WRITTEN TASK.
Wherever the word "this" shows up in a line, please copy that line.

>> Start

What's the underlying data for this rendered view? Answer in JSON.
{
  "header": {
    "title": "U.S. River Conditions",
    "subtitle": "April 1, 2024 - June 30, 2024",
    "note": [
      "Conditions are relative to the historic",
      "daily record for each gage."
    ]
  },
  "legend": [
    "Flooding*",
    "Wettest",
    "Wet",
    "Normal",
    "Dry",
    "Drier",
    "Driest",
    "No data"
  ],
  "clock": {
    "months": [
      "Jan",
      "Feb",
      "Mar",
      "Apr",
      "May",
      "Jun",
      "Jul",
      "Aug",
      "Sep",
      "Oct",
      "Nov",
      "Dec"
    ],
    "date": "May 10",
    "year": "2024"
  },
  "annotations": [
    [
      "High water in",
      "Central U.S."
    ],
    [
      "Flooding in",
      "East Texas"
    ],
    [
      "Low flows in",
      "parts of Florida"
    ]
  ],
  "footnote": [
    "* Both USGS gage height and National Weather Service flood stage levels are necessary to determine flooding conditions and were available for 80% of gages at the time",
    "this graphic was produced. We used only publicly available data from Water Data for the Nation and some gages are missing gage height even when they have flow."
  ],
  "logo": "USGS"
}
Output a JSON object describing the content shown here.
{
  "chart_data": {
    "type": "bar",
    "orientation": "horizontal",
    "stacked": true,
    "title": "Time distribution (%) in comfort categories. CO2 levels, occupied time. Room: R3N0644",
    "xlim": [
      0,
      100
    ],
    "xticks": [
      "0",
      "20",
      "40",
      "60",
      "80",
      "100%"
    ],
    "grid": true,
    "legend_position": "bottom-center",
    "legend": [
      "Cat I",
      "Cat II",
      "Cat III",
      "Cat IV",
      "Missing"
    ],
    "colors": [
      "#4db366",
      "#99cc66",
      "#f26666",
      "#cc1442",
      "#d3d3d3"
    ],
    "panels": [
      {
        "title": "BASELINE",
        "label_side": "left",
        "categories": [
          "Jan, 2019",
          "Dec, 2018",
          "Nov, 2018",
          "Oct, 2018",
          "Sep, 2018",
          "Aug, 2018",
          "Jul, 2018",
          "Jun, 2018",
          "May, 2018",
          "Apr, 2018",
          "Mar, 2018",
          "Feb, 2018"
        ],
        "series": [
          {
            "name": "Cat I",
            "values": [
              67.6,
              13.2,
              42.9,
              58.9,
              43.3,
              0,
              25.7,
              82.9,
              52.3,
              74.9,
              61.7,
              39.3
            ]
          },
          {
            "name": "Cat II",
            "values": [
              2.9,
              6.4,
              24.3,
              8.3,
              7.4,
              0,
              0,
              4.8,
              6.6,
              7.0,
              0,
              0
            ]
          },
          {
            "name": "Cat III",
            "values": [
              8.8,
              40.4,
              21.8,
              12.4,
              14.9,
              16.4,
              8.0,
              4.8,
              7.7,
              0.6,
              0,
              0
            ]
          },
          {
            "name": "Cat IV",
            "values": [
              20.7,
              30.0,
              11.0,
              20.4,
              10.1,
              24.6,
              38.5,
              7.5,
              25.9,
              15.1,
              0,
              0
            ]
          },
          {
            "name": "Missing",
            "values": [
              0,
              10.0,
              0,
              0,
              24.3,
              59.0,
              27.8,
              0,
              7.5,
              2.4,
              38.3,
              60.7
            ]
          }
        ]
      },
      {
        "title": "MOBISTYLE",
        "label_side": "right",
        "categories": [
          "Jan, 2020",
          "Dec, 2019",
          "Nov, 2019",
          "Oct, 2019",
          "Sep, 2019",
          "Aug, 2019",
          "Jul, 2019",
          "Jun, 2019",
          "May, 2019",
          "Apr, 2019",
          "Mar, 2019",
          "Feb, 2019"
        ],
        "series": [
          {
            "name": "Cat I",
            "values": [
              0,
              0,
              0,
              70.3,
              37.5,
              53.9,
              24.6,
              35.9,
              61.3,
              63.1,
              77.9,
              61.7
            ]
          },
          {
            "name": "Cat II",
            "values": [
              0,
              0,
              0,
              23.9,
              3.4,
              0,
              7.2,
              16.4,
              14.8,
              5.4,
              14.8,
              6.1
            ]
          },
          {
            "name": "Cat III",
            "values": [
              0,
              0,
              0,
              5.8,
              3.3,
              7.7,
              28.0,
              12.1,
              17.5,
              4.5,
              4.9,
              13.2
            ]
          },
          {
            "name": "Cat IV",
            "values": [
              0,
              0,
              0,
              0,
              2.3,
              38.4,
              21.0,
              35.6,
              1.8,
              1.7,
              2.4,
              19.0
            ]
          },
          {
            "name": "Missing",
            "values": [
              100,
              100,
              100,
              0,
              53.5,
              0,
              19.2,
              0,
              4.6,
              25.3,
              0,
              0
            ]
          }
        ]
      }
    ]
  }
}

>> End

REPLY TO THE EXERCISE.
What's the underlying data for this rendered view? Answer in JSON.
    "this graphic was produced. We used only publicly available data from Water Data for the Nation and some gages are missing gage height even when they have flow."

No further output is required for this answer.